> **Exercise goal**: Report all lines holding "AMAP".

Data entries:
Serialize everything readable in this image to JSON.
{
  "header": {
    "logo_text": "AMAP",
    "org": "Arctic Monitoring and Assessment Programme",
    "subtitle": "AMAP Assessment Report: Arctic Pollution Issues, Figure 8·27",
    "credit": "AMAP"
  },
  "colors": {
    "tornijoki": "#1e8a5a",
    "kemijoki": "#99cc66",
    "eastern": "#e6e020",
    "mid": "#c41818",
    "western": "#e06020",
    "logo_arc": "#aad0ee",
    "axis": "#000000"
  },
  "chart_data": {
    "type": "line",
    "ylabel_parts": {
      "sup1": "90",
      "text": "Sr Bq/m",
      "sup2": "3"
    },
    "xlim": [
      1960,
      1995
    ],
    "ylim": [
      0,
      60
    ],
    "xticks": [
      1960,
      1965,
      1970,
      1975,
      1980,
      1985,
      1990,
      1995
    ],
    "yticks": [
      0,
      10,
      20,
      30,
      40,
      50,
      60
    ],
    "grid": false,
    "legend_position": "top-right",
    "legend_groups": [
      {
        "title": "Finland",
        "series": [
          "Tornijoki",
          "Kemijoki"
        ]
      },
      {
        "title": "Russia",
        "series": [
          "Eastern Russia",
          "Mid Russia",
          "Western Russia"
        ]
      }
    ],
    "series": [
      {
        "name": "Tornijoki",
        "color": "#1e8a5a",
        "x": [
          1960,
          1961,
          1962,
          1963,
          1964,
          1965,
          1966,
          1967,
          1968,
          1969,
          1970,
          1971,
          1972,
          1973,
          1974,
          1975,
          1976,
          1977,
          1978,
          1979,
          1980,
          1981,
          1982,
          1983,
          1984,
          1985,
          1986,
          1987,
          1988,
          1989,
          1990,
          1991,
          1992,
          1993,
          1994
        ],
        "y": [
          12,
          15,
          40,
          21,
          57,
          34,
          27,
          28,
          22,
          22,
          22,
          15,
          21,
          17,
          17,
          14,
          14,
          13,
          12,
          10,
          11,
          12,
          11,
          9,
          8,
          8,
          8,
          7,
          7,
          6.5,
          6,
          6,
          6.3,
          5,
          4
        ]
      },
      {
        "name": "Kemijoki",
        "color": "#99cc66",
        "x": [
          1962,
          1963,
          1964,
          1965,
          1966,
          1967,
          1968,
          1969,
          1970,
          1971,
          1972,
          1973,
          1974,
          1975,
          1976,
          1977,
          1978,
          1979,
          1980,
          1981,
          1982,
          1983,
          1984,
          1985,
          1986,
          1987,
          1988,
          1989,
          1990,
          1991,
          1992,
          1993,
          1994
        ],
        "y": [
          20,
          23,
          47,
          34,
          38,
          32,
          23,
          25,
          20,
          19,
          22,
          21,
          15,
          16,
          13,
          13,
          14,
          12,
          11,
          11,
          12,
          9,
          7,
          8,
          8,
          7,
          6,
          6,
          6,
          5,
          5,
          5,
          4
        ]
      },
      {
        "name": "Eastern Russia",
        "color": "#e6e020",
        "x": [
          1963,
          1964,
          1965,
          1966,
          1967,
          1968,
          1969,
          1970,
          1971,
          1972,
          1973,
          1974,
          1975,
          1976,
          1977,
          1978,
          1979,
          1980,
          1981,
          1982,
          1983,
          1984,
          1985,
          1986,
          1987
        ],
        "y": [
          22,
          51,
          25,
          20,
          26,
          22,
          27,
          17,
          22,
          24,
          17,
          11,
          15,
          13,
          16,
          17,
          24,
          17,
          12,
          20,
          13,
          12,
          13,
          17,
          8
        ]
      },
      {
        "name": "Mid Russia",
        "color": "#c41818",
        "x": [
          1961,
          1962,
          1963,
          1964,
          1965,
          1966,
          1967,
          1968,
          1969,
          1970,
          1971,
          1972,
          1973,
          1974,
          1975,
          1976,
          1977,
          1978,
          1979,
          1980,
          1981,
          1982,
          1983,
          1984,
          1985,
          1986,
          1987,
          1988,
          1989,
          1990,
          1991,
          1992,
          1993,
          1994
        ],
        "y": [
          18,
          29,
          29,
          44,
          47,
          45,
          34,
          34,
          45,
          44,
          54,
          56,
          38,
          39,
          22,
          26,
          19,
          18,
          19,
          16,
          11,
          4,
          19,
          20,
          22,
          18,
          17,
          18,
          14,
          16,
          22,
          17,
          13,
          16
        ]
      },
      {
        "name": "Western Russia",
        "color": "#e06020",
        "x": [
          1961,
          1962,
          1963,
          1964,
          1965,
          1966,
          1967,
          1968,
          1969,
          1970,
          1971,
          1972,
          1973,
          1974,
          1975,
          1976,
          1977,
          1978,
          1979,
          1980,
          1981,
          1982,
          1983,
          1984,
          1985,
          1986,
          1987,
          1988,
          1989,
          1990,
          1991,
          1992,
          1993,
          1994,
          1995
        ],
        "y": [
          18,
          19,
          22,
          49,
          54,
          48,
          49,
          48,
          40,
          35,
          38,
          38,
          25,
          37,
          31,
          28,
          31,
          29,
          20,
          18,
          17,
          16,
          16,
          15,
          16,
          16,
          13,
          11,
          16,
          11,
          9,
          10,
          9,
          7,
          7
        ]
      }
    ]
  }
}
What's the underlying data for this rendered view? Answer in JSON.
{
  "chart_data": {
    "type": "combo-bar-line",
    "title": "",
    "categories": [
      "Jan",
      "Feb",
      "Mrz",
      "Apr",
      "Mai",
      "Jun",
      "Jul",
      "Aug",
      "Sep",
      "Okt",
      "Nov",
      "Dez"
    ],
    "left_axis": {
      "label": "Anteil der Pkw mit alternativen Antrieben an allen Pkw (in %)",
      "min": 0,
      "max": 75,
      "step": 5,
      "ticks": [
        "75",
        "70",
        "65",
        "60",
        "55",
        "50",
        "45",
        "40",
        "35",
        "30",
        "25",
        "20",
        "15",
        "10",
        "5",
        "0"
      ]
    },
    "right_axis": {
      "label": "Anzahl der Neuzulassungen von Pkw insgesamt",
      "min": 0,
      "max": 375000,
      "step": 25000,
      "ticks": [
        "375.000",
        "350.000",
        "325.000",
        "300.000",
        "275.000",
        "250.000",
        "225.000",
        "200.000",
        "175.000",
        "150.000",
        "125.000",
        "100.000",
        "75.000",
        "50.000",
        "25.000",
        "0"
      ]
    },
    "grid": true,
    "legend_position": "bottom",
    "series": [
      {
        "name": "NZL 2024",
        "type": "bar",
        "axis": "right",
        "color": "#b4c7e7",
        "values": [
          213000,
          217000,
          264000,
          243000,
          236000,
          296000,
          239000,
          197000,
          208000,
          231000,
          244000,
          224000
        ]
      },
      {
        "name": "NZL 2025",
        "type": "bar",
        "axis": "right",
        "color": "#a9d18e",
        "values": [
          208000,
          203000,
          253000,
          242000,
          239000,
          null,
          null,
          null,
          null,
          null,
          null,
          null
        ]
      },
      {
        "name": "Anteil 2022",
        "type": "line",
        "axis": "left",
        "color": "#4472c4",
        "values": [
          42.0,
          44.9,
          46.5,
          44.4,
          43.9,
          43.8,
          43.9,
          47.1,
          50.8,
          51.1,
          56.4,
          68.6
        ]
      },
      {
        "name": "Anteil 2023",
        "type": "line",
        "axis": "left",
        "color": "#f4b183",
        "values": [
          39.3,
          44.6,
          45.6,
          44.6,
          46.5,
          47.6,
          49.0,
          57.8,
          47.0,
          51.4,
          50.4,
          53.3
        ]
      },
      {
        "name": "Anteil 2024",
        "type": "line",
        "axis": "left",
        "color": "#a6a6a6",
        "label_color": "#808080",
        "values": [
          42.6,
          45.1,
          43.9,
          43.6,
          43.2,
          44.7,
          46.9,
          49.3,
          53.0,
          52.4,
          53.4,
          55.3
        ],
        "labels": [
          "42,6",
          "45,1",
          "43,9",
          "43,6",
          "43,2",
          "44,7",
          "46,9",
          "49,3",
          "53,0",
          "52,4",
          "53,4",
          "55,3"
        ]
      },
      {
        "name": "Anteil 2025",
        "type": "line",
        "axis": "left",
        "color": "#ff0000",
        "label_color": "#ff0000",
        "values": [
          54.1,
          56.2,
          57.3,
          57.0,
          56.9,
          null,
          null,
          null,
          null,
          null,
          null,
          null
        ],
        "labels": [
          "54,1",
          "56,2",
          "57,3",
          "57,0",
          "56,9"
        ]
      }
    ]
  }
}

> **Solution to this task**:
    "logo_text": "AMAP",
    "subtitle": "AMAP Assessment Report: Arctic Pollution Issues, Figure 8·27",
    "credit": "AMAP"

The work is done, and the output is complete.